== Chart and figure data ==
*-*-*

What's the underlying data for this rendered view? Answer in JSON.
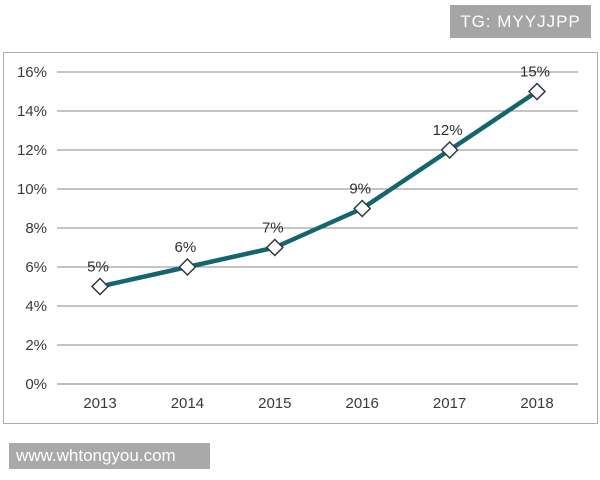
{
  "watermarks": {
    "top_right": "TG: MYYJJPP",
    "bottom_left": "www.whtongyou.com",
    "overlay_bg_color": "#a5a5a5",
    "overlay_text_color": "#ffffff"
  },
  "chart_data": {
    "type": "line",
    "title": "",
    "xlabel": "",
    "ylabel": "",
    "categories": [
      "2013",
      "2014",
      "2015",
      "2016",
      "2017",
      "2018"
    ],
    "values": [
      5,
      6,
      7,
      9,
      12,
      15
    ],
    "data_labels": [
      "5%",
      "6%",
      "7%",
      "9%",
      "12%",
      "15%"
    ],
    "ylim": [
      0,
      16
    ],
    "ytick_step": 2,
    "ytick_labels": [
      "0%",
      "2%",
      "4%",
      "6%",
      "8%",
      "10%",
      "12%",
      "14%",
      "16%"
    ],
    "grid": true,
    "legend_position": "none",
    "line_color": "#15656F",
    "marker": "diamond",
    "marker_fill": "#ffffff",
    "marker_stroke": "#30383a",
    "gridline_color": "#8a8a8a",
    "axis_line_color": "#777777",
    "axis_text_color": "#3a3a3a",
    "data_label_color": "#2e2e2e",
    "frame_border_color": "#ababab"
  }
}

*-*-*

== TASK ==
Exclude the pictures and transcribe all of the entries exactly.

== RESULT OF THE EXERCISE ==
What's the underlying data for this rendered view? Answer in JSON.
{
  "watermarks": {
    "top_right": "TG: MYYJJPP",
    "bottom_left": "www.whtongyou.com",
    "overlay_bg_color": "#a5a5a5",
    "overlay_text_color": "#ffffff"
  },
  "chart_data": {
    "type": "line",
    "title": "",
    "xlabel": "",
    "ylabel": "",
    "categories": [
      "2013",
      "2014",
      "2015",
      "2016",
      "2017",
      "2018"
    ],
    "values": [
      5,
      6,
      7,
      9,
      12,
      15
    ],
    "data_labels": [
      "5%",
      "6%",
      "7%",
      "9%",
      "12%",
      "15%"
    ],
    "ylim": [
      0,
      16
    ],
    "ytick_step": 2,
    "ytick_labels": [
      "0%",
      "2%",
      "4%",
      "6%",
      "8%",
      "10%",
      "12%",
      "14%",
      "16%"
    ],
    "grid": true,
    "legend_position": "none",
    "line_color": "#15656F",
    "marker": "diamond",
    "marker_fill": "#ffffff",
    "marker_stroke": "#30383a",
    "gridline_color": "#8a8a8a",
    "axis_line_color": "#777777",
    "axis_text_color": "#3a3a3a",
    "data_label_color": "#2e2e2e",
    "frame_border_color": "#ababab"
  }
}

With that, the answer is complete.